__RECORDS SUPPLIED__:

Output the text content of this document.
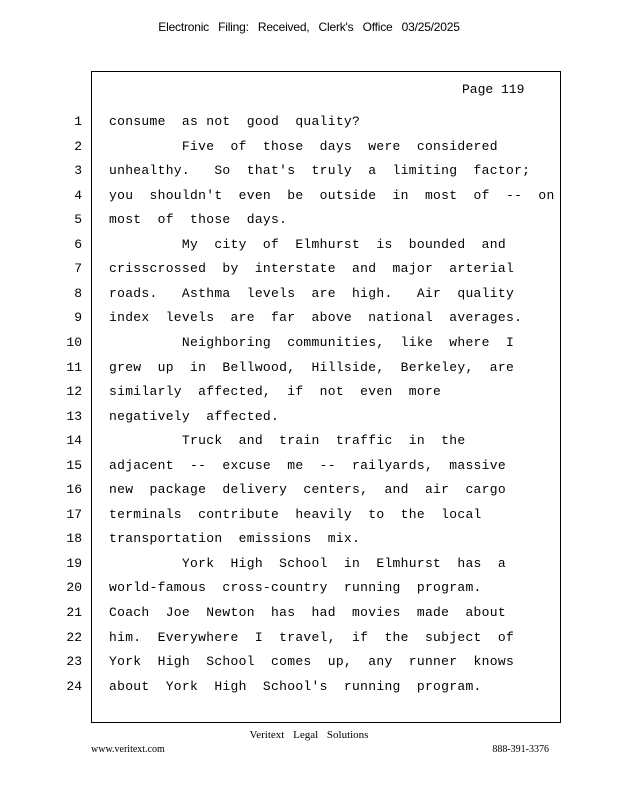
Electronic Filing: Received, Clerk's Office 03/25/2025
Page 119
1 consume  as not  good  quality?
2 Five  of  those  days  were  considered
3 unhealthy.   So  that's  truly  a  limiting  factor;
4 you  shouldn't  even  be  outside  in  most  of  --  on
5 most  of  those  days.
6 My  city  of  Elmhurst  is  bounded  and
7 crisscrossed  by  interstate  and  major  arterial
8 roads.   Asthma  levels  are  high.   Air  quality
9 index  levels  are  far  above  national  averages.
10 Neighboring  communities,  like  where  I
11 grew  up  in  Bellwood,  Hillside,  Berkeley,  are
12 similarly  affected,  if  not  even  more
13 negatively  affected.
14 Truck  and  train  traffic  in  the
15 adjacent  --  excuse  me  --  railyards,  massive
16 new  package  delivery  centers,  and  air  cargo
17 terminals  contribute  heavily  to  the  local
18 transportation  emissions  mix.
19 York  High  School  in  Elmhurst  has  a
20 world-famous  cross-country  running  program.
21 Coach  Joe  Newton  has  had  movies  made  about
22 him.  Everywhere  I  travel,  if  the  subject  of
23 York  High  School  comes  up,  any  runner  knows
24 about  York  High  School's  running  program.
Veritext Legal Solutions
www.veritext.com	888-391-3376
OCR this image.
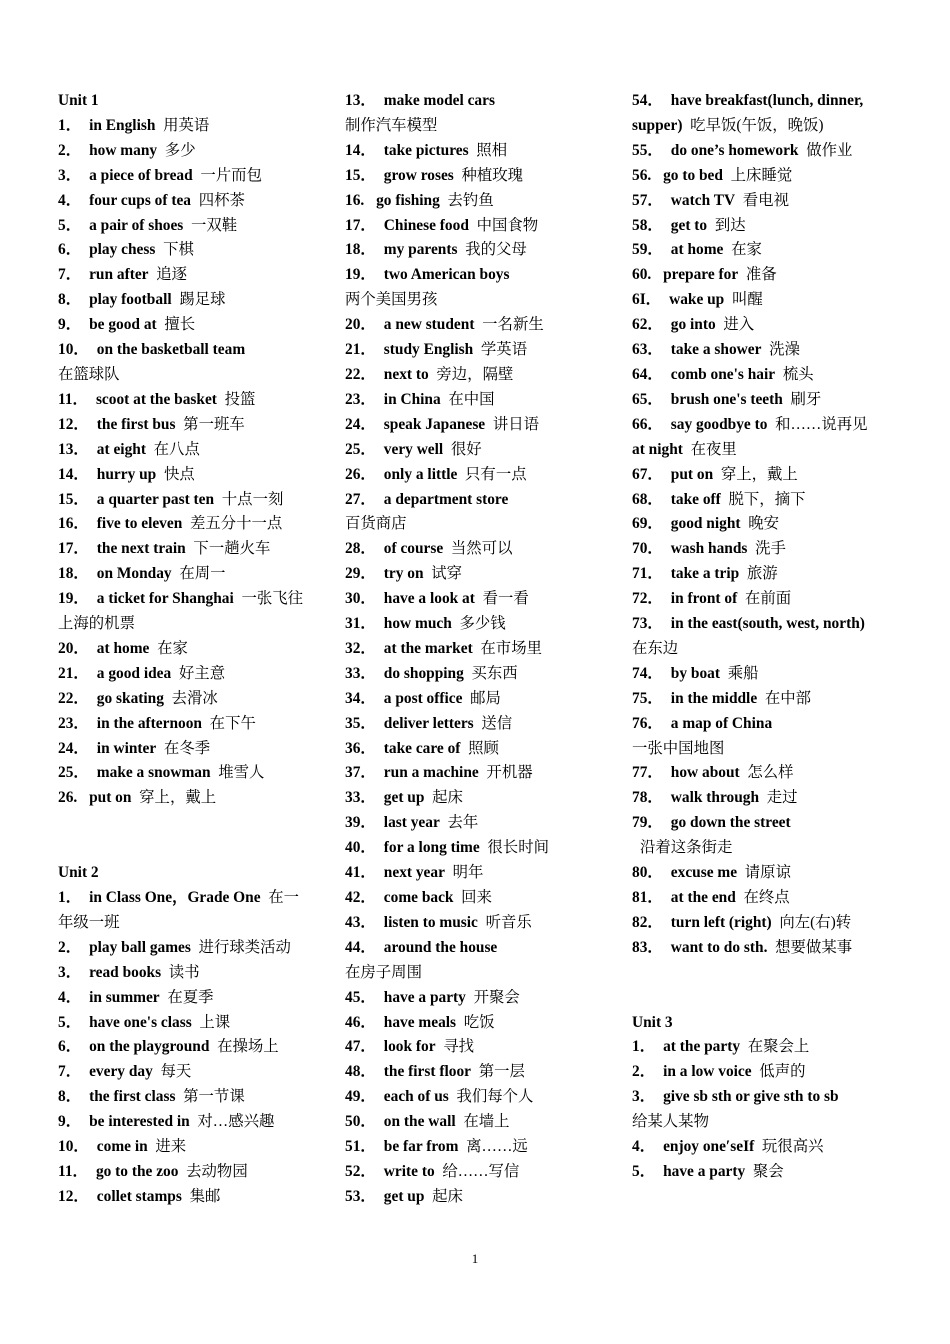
Unit 1
1． in English 用英语
2． how many 多少
3． a piece of bread 一片而包
4． four cups of tea 四杯茶
5． a pair of shoes 一双鞋
6． play chess 下棋
7． run after 追逐
8． play football 踢足球
9． be good at 擅长
10． on the basketball team
在篮球队
11． scoot at the basket 投篮
12． the first bus 第一班车
13． at eight 在八点
14． hurry up 快点
15． a quarter past ten 十点一刻
16． five to eleven 差五分十一点
17． the next train 下一趟火车
18． on Monday 在周一
19． a ticket for Shanghai 一张飞往
上海的机票
20． at home 在家
21． a good idea 好主意
22． go skating 去滑冰
23． in the afternoon 在下午
24． in winter 在冬季
25． make a snowman 堆雪人
26. put on 穿上，戴上
Unit 2
1． in Class One，Grade One 在一
年级一班
2． play ball games 进行球类活动
3． read books 读书
4． in summer 在夏季
5． have one's class 上课
6． on the playground 在操场上
7． every day 每天
8． the first class 第一节课
9． be interested in 对…感兴趣
10． come in 进来
11． go to the zoo 去动物园
12． collet stamps 集邮
13． make model cars
制作汽车模型
14． take pictures 照相
15． grow roses 种植玫瑰
16. go fishing 去钓鱼
17． Chinese food 中国食物
18． my parents 我的父母
19． two American boys
两个美国男孩
20． a new student 一名新生
21． study English 学英语
22． next to 旁边，隔壁
23． in China 在中国
24． speak Japanese 讲日语
25． very well 很好
26． only a little 只有一点
27． a department store
百货商店
28． of course 当然可以
29． try on 试穿
30． have a look at 看一看
31． how much 多少钱
32． at the market 在市场里
33． do shopping 买东西
34． a post office 邮局
35． deliver letters 送信
36． take care of 照顾
37． run a machine 开机器
33． get up 起床
39． last year 去年
40． for a long time 很长时间
41． next year 明年
42． come back 回来
43． listen to music 听音乐
44． around the house
在房子周围
45． have a party 开聚会
46． have meals 吃饭
47． look for 寻找
48． the first floor 第一层
49． each of us 我们每个人
50． on the wall 在墙上
51． be far from 离……远
52． write to 给……写信
53． get up 起床
54． have breakfast(lunch, dinner,
supper) 吃早饭(午饭，晚饭)
55． do one’s homework 做作业
56. go to bed 上床睡觉
57． watch TV 看电视
58． get to 到达
59． at home 在家
60. prepare for 准备
6I． wake up 叫醒
62． go into 进入
63． take a shower 洗澡
64． comb one's hair 梳头
65． brush one's teeth 刷牙
66． say goodbye to 和……说再见
at night 在夜里
67． put on 穿上，戴上
68． take off 脱下，摘下
69． good night 晚安
70． wash hands 洗手
71． take a trip 旅游
72． in front of 在前面
73． in the east(south, west, north)
在东边
74． by boat 乘船
75． in the middle 在中部
76． a map of China
一张中国地图
77． how about 怎么样
78． walk through 走过
79． go down the street
沿着这条街走
80． excuse me 请原谅
81． at the end 在终点
82． turn left (right) 向左(右)转
83． want to do sth. 想要做某事
Unit 3
1． at the party 在聚会上
2． in a low voice 低声的
3． give sb sth or give sth to sb
给某人某物
4． enjoy one′seIf 玩很高兴
5． have a party 聚会
1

__AIM OF THE TASK__:
Return every line above that contains the word "train".

__THE RESPONSE__:
14 Truck  and  train  traffic  in  the
17． the next train 下一趟火车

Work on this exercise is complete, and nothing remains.